# [PROMPT]
Copy the data below exactly.

# [PROVIDED RECORDS]
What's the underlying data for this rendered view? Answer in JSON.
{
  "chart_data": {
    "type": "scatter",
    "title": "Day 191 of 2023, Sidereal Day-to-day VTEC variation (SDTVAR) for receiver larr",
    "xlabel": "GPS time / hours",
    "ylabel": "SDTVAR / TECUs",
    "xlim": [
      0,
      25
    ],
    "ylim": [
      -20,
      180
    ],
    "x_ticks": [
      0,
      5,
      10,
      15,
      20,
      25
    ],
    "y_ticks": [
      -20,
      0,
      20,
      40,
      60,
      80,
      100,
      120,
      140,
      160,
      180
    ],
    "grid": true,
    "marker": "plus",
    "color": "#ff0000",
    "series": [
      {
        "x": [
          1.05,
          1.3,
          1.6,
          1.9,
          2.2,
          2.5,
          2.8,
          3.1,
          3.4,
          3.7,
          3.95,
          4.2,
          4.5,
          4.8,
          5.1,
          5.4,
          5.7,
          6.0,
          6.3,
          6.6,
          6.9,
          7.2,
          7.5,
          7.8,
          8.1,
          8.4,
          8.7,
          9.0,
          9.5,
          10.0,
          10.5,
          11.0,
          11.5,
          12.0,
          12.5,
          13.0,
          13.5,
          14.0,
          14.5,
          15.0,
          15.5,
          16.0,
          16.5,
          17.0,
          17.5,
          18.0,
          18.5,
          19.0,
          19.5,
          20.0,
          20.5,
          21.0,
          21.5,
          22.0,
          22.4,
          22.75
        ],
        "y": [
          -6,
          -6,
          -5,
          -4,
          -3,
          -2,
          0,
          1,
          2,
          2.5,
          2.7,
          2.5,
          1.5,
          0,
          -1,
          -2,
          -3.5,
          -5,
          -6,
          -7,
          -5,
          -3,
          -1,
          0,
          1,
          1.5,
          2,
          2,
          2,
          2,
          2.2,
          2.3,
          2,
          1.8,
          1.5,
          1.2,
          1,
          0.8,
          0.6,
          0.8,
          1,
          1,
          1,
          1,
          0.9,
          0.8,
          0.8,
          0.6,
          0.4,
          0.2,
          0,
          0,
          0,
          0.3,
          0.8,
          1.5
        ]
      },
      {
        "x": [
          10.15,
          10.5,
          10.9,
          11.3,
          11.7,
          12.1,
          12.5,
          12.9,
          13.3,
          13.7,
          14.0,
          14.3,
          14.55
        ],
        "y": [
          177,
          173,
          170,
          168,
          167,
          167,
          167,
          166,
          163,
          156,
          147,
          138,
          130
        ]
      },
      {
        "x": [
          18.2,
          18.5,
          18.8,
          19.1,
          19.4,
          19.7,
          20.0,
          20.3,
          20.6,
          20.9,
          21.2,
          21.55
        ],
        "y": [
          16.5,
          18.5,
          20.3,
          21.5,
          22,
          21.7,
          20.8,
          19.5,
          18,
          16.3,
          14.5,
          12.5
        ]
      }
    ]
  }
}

# [TASK RESULT]
What's the underlying data for this rendered view? Answer in JSON.
{
  "chart_data": {
    "type": "scatter",
    "title": "Day 191 of 2023, Sidereal Day-to-day VTEC variation (SDTVAR) for receiver larr",
    "xlabel": "GPS time / hours",
    "ylabel": "SDTVAR / TECUs",
    "xlim": [
      0,
      25
    ],
    "ylim": [
      -20,
      180
    ],
    "x_ticks": [
      0,
      5,
      10,
      15,
      20,
      25
    ],
    "y_ticks": [
      -20,
      0,
      20,
      40,
      60,
      80,
      100,
      120,
      140,
      160,
      180
    ],
    "grid": true,
    "marker": "plus",
    "color": "#ff0000",
    "series": [
      {
        "x": [
          1.05,
          1.3,
          1.6,
          1.9,
          2.2,
          2.5,
          2.8,
          3.1,
          3.4,
          3.7,
          3.95,
          4.2,
          4.5,
          4.8,
          5.1,
          5.4,
          5.7,
          6.0,
          6.3,
          6.6,
          6.9,
          7.2,
          7.5,
          7.8,
          8.1,
          8.4,
          8.7,
          9.0,
          9.5,
          10.0,
          10.5,
          11.0,
          11.5,
          12.0,
          12.5,
          13.0,
          13.5,
          14.0,
          14.5,
          15.0,
          15.5,
          16.0,
          16.5,
          17.0,
          17.5,
          18.0,
          18.5,
          19.0,
          19.5,
          20.0,
          20.5,
          21.0,
          21.5,
          22.0,
          22.4,
          22.75
        ],
        "y": [
          -6,
          -6,
          -5,
          -4,
          -3,
          -2,
          0,
          1,
          2,
          2.5,
          2.7,
          2.5,
          1.5,
          0,
          -1,
          -2,
          -3.5,
          -5,
          -6,
          -7,
          -5,
          -3,
          -1,
          0,
          1,
          1.5,
          2,
          2,
          2,
          2,
          2.2,
          2.3,
          2,
          1.8,
          1.5,
          1.2,
          1,
          0.8,
          0.6,
          0.8,
          1,
          1,
          1,
          1,
          0.9,
          0.8,
          0.8,
          0.6,
          0.4,
          0.2,
          0,
          0,
          0,
          0.3,
          0.8,
          1.5
        ]
      },
      {
        "x": [
          10.15,
          10.5,
          10.9,
          11.3,
          11.7,
          12.1,
          12.5,
          12.9,
          13.3,
          13.7,
          14.0,
          14.3,
          14.55
        ],
        "y": [
          177,
          173,
          170,
          168,
          167,
          167,
          167,
          166,
          163,
          156,
          147,
          138,
          130
        ]
      },
      {
        "x": [
          18.2,
          18.5,
          18.8,
          19.1,
          19.4,
          19.7,
          20.0,
          20.3,
          20.6,
          20.9,
          21.2,
          21.55
        ],
        "y": [
          16.5,
          18.5,
          20.3,
          21.5,
          22,
          21.7,
          20.8,
          19.5,
          18,
          16.3,
          14.5,
          12.5
        ]
      }
    ]
  }
}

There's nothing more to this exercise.